WHAT THE TASK ASKS -
Count how many lines contain the word "this". Respond with the number alone.

DATA PROVIDED -

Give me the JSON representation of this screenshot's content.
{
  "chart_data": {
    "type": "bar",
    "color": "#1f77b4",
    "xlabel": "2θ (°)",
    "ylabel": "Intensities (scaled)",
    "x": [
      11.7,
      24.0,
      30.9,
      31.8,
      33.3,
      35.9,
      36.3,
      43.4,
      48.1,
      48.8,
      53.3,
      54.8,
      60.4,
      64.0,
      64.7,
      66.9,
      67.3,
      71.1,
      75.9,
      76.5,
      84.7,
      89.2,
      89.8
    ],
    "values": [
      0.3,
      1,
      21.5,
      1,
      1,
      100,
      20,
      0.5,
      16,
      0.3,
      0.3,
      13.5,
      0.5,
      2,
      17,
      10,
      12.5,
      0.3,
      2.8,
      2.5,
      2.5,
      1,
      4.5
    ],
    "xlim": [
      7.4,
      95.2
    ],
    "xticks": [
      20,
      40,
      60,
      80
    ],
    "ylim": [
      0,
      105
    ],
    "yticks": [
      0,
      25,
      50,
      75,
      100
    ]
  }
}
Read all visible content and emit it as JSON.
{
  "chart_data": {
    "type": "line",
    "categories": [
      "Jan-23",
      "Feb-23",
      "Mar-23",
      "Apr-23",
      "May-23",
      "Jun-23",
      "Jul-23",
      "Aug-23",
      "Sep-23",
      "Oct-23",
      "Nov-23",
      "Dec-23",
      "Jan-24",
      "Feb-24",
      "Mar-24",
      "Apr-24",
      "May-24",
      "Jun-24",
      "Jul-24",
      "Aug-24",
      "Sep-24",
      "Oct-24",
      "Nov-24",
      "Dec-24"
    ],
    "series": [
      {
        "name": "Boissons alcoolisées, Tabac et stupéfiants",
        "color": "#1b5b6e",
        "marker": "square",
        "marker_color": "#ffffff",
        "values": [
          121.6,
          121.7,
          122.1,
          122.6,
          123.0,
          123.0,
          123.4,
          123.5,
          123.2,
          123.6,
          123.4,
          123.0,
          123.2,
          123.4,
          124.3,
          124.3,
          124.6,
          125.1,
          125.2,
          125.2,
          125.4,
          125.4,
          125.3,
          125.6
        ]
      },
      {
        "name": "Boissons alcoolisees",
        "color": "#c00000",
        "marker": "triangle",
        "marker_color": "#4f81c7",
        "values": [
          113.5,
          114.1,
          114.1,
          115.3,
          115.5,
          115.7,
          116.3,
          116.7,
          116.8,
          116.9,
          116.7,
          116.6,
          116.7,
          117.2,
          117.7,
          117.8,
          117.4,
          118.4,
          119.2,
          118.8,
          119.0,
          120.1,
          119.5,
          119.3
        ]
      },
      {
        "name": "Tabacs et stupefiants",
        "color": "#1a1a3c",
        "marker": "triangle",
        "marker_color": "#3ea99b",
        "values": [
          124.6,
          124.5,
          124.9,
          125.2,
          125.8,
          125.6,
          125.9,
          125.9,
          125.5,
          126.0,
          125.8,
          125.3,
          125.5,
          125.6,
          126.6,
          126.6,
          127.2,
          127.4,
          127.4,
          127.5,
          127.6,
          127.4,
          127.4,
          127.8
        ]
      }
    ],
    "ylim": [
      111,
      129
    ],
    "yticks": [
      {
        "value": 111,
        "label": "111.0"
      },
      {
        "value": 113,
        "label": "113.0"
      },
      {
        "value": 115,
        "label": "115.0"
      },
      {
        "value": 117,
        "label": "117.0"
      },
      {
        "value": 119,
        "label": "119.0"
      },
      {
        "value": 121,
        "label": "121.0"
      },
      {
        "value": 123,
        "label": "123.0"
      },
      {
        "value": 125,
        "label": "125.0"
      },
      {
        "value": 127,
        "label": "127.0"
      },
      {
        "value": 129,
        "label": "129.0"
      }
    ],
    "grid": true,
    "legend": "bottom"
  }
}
--
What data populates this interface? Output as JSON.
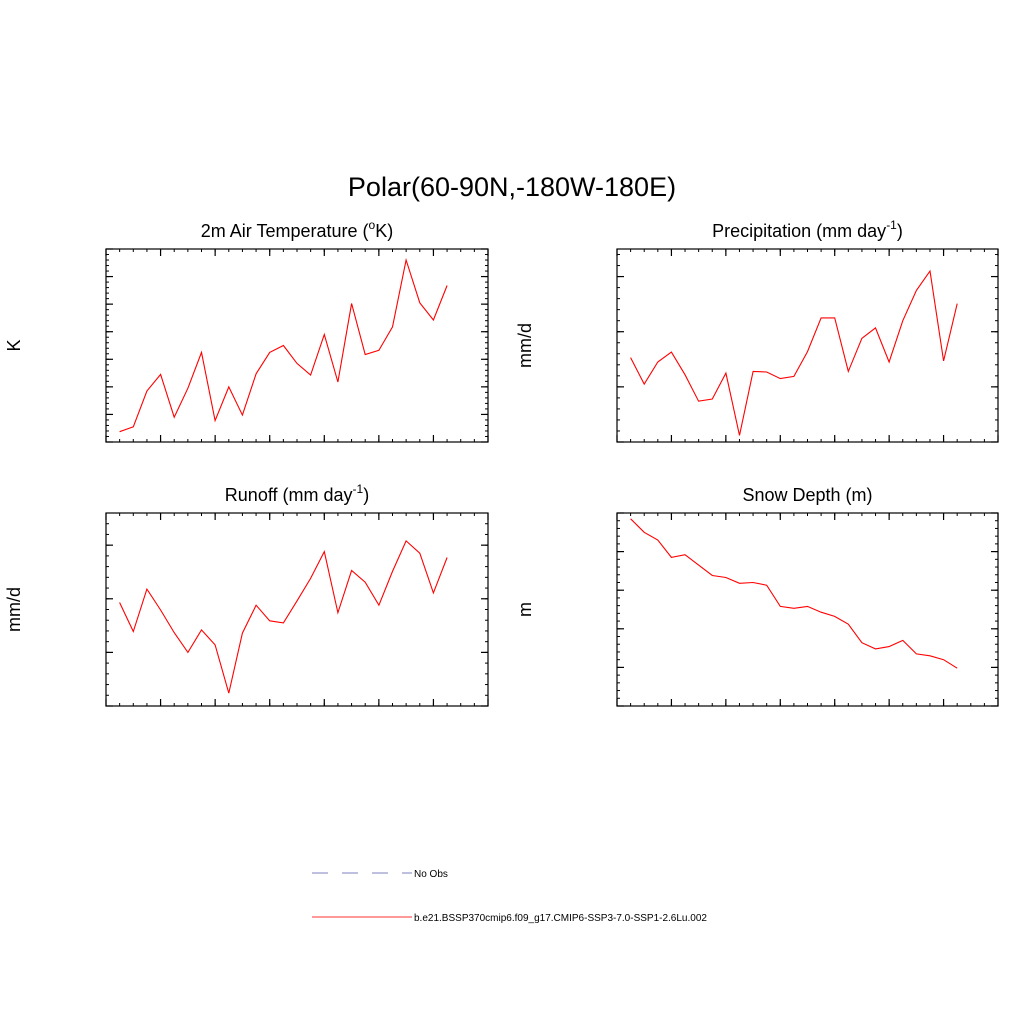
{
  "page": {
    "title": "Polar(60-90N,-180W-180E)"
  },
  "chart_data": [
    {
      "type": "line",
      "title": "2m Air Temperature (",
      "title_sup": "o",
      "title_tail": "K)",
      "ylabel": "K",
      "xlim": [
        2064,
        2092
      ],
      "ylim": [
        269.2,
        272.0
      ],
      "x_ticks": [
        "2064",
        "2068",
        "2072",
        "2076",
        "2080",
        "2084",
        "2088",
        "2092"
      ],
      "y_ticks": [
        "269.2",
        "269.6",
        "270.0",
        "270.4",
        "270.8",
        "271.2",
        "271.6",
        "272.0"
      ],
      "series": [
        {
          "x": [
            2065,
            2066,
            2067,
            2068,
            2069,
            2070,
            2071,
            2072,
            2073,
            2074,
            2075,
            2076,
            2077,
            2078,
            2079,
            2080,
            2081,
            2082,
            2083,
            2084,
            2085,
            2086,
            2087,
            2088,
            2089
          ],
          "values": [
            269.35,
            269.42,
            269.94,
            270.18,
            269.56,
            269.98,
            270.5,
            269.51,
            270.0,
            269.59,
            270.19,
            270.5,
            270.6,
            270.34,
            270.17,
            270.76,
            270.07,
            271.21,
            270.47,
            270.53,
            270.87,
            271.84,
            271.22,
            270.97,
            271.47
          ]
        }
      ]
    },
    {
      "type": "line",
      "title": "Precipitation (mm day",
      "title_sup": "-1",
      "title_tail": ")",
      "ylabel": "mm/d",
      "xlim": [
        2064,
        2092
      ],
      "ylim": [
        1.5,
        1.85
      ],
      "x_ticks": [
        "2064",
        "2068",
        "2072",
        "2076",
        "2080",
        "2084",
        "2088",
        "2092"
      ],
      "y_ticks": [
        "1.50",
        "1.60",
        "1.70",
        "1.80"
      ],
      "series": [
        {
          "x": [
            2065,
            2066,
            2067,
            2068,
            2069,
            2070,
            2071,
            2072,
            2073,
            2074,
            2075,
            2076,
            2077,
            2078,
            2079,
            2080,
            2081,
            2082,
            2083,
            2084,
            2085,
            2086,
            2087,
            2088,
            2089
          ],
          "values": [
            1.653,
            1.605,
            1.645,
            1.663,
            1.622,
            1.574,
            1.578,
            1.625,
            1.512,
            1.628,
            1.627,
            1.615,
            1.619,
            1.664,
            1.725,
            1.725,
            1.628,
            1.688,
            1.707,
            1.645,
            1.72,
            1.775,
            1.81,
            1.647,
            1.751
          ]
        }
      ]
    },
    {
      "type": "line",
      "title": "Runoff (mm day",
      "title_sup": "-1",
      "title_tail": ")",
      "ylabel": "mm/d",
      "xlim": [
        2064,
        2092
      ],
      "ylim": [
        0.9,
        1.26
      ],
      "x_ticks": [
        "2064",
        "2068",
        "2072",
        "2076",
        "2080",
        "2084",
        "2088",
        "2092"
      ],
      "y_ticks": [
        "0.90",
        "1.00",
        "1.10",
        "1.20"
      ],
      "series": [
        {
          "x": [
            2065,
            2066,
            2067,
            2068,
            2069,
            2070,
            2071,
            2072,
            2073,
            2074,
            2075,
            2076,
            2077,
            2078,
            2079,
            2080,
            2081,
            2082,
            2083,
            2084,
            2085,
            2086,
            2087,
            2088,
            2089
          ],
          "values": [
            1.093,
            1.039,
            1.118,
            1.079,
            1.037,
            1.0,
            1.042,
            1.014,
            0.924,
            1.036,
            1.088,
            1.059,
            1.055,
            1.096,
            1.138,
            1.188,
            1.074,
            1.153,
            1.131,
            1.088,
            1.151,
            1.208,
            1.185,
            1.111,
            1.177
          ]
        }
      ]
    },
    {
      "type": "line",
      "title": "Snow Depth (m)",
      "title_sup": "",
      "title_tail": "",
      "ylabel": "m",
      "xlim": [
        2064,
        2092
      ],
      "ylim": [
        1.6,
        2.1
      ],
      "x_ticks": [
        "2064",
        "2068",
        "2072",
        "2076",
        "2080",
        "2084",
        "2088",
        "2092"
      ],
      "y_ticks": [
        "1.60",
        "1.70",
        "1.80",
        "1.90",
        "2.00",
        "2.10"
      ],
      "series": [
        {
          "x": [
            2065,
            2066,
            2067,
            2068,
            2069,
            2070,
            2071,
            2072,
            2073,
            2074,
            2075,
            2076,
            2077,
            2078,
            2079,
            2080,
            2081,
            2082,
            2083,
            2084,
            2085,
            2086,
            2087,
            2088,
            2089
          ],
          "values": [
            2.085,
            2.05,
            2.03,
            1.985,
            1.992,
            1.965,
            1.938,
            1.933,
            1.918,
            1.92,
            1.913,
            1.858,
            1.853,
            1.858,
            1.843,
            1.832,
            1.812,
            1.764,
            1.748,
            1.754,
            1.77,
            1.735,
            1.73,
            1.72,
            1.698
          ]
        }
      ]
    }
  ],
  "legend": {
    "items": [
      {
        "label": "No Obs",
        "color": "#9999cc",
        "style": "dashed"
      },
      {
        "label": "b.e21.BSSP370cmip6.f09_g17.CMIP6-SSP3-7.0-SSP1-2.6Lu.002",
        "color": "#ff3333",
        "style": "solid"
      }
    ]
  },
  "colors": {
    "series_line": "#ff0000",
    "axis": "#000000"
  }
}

COMPLETE RESPONSE -
2